# AIM OF THE EXERCISE:
Retype each line exactly. Skip images.

# DATA SUPPLIED:
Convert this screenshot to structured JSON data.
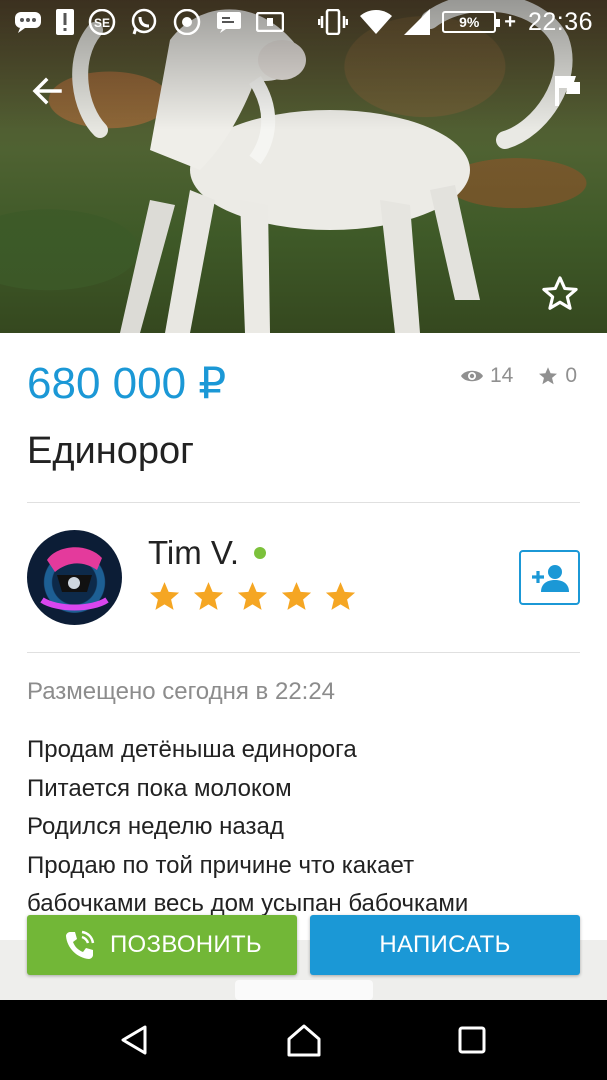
{
  "status_bar": {
    "time": "22:36",
    "battery_percent": "9%",
    "icons": [
      "chat-icon",
      "alert-icon",
      "sim-icon",
      "whatsapp-icon",
      "camera-icon",
      "message-icon",
      "sd-card-icon",
      "vibrate-icon",
      "wifi-icon",
      "signal-icon",
      "battery-charging-icon"
    ]
  },
  "listing": {
    "price": "680 000 ₽",
    "views": "14",
    "favorites": "0",
    "title": "Единорог"
  },
  "seller": {
    "name": "Tim V.",
    "online": true,
    "rating": 5,
    "rating_max": 5
  },
  "posted": "Размещено сегодня в 22:24",
  "description": [
    "Продам детёныша единорога",
    "Питается пока молоком",
    "Родился неделю назад",
    "Продаю по той причине что какает",
    "бабочками весь дом усыпан бабочками"
  ],
  "actions": {
    "call": "ПОЗВОНИТЬ",
    "write": "НАПИСАТЬ"
  },
  "colors": {
    "accent_blue": "#1b98d6",
    "call_green": "#72b737",
    "star_orange": "#f5a623",
    "online_green": "#7cc13b"
  }
}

# ANSWER BELOW:
Convert this screenshot to structured JSON data.
{
  "status_bar": {
    "time": "22:36",
    "battery_percent": "9%",
    "icons": [
      "chat-icon",
      "alert-icon",
      "sim-icon",
      "whatsapp-icon",
      "camera-icon",
      "message-icon",
      "sd-card-icon",
      "vibrate-icon",
      "wifi-icon",
      "signal-icon",
      "battery-charging-icon"
    ]
  },
  "listing": {
    "price": "680 000 ₽",
    "views": "14",
    "favorites": "0",
    "title": "Единорог"
  },
  "seller": {
    "name": "Tim V.",
    "online": true,
    "rating": 5,
    "rating_max": 5
  },
  "posted": "Размещено сегодня в 22:24",
  "description": [
    "Продам детёныша единорога",
    "Питается пока молоком",
    "Родился неделю назад",
    "Продаю по той причине что какает",
    "бабочками весь дом усыпан бабочками"
  ],
  "actions": {
    "call": "ПОЗВОНИТЬ",
    "write": "НАПИСАТЬ"
  },
  "colors": {
    "accent_blue": "#1b98d6",
    "call_green": "#72b737",
    "star_orange": "#f5a623",
    "online_green": "#7cc13b"
  }
}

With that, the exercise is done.